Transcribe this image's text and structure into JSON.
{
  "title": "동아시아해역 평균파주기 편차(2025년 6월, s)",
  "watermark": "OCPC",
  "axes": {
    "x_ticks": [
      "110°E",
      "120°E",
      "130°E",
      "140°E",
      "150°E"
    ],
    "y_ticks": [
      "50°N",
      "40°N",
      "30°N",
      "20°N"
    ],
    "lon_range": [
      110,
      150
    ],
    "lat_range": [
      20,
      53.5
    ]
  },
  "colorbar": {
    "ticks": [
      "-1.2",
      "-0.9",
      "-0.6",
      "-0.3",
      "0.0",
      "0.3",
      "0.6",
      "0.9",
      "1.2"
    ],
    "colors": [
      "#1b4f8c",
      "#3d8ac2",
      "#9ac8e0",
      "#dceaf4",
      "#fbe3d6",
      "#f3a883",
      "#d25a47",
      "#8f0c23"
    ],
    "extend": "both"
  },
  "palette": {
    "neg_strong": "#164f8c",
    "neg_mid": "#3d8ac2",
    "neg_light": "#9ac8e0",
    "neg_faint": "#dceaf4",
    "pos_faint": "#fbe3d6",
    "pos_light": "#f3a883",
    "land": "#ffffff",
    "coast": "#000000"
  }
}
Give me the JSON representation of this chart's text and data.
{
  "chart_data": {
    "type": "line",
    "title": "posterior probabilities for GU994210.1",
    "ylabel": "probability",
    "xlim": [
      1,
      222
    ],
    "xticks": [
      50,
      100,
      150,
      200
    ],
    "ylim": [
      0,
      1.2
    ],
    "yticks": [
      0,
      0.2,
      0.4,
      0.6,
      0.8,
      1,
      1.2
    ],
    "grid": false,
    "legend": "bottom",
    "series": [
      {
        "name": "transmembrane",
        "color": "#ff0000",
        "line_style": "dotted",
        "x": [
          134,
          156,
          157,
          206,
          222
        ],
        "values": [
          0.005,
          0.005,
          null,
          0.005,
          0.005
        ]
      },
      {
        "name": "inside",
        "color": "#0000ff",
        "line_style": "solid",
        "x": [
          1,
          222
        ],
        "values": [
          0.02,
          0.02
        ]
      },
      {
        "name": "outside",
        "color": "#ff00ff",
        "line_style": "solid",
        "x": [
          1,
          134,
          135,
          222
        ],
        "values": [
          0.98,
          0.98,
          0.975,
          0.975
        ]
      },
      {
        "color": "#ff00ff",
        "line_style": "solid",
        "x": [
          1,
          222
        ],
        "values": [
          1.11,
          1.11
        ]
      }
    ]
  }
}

—————

> [INSTRUCTIONS FOR THE TASK] Quote each line of the data above exactly as written.

> [RESULT OF THIS EXERCISE]
Transcribe this image's text and structure into JSON.
{
  "title": "동아시아해역 평균파주기 편차(2025년 6월, s)",
  "watermark": "OCPC",
  "axes": {
    "x_ticks": [
      "110°E",
      "120°E",
      "130°E",
      "140°E",
      "150°E"
    ],
    "y_ticks": [
      "50°N",
      "40°N",
      "30°N",
      "20°N"
    ],
    "lon_range": [
      110,
      150
    ],
    "lat_range": [
      20,
      53.5
    ]
  },
  "colorbar": {
    "ticks": [
      "-1.2",
      "-0.9",
      "-0.6",
      "-0.3",
      "0.0",
      "0.3",
      "0.6",
      "0.9",
      "1.2"
    ],
    "colors": [
      "#1b4f8c",
      "#3d8ac2",
      "#9ac8e0",
      "#dceaf4",
      "#fbe3d6",
      "#f3a883",
      "#d25a47",
      "#8f0c23"
    ],
    "extend": "both"
  },
  "palette": {
    "neg_strong": "#164f8c",
    "neg_mid": "#3d8ac2",
    "neg_light": "#9ac8e0",
    "neg_faint": "#dceaf4",
    "pos_faint": "#fbe3d6",
    "pos_light": "#f3a883",
    "land": "#ffffff",
    "coast": "#000000"
  }
}
Give me the JSON representation of this chart's text and data.
{
  "chart_data": {
    "type": "line",
    "title": "posterior probabilities for GU994210.1",
    "ylabel": "probability",
    "xlim": [
      1,
      222
    ],
    "xticks": [
      50,
      100,
      150,
      200
    ],
    "ylim": [
      0,
      1.2
    ],
    "yticks": [
      0,
      0.2,
      0.4,
      0.6,
      0.8,
      1,
      1.2
    ],
    "grid": false,
    "legend": "bottom",
    "series": [
      {
        "name": "transmembrane",
        "color": "#ff0000",
        "line_style": "dotted",
        "x": [
          134,
          156,
          157,
          206,
          222
        ],
        "values": [
          0.005,
          0.005,
          null,
          0.005,
          0.005
        ]
      },
      {
        "name": "inside",
        "color": "#0000ff",
        "line_style": "solid",
        "x": [
          1,
          222
        ],
        "values": [
          0.02,
          0.02
        ]
      },
      {
        "name": "outside",
        "color": "#ff00ff",
        "line_style": "solid",
        "x": [
          1,
          134,
          135,
          222
        ],
        "values": [
          0.98,
          0.98,
          0.975,
          0.975
        ]
      },
      {
        "color": "#ff00ff",
        "line_style": "solid",
        "x": [
          1,
          222
        ],
        "values": [
          1.11,
          1.11
        ]
      }
    ]
  }
}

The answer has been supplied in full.